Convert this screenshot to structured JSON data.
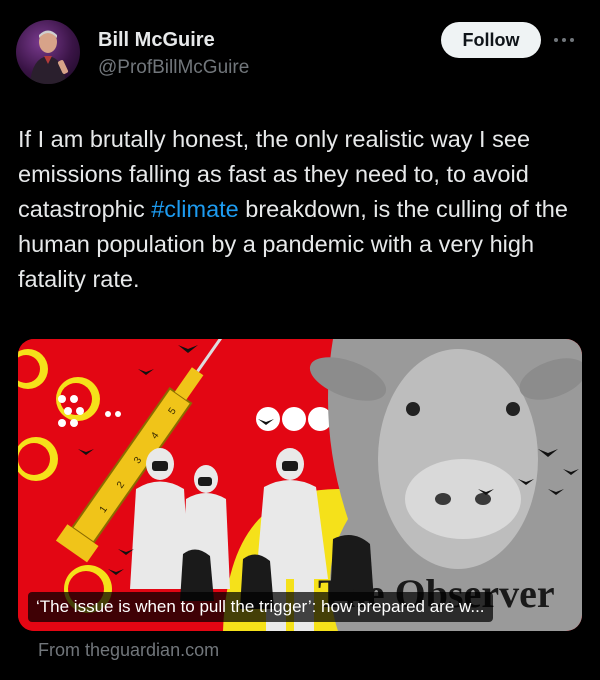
{
  "author": {
    "display_name": "Bill McGuire",
    "handle": "@ProfBillMcGuire"
  },
  "follow_button": {
    "label": "Follow"
  },
  "tweet": {
    "text_before": "If I am brutally honest, the only realistic way I see emissions falling as fast as they need to, to avoid catastrophic ",
    "hashtag": "#climate",
    "text_after": " breakdown, is the culling of the human population by a pandemic with a very high fatality rate."
  },
  "link_card": {
    "masthead": "The Observer",
    "headline": "‘The issue is when to pull the trigger’: how prepared are w...",
    "source": "From theguardian.com",
    "syringe_marks": [
      "1",
      "2",
      "3",
      "4",
      "5"
    ]
  },
  "colors": {
    "background": "#000000",
    "text": "#e7e9ea",
    "muted": "#71767b",
    "link": "#1d9bf0",
    "card_red": "#e30613",
    "card_yellow": "#f5e11a"
  }
}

● Task to carry out: Repeat the records above exactly, omitting every picture.

● The response:
Convert this screenshot to structured JSON data.
{
  "author": {
    "display_name": "Bill McGuire",
    "handle": "@ProfBillMcGuire"
  },
  "follow_button": {
    "label": "Follow"
  },
  "tweet": {
    "text_before": "If I am brutally honest, the only realistic way I see emissions falling as fast as they need to, to avoid catastrophic ",
    "hashtag": "#climate",
    "text_after": " breakdown, is the culling of the human population by a pandemic with a very high fatality rate."
  },
  "link_card": {
    "masthead": "The Observer",
    "headline": "‘The issue is when to pull the trigger’: how prepared are w...",
    "source": "From theguardian.com",
    "syringe_marks": [
      "1",
      "2",
      "3",
      "4",
      "5"
    ]
  },
  "colors": {
    "background": "#000000",
    "text": "#e7e9ea",
    "muted": "#71767b",
    "link": "#1d9bf0",
    "card_red": "#e30613",
    "card_yellow": "#f5e11a"
  }
}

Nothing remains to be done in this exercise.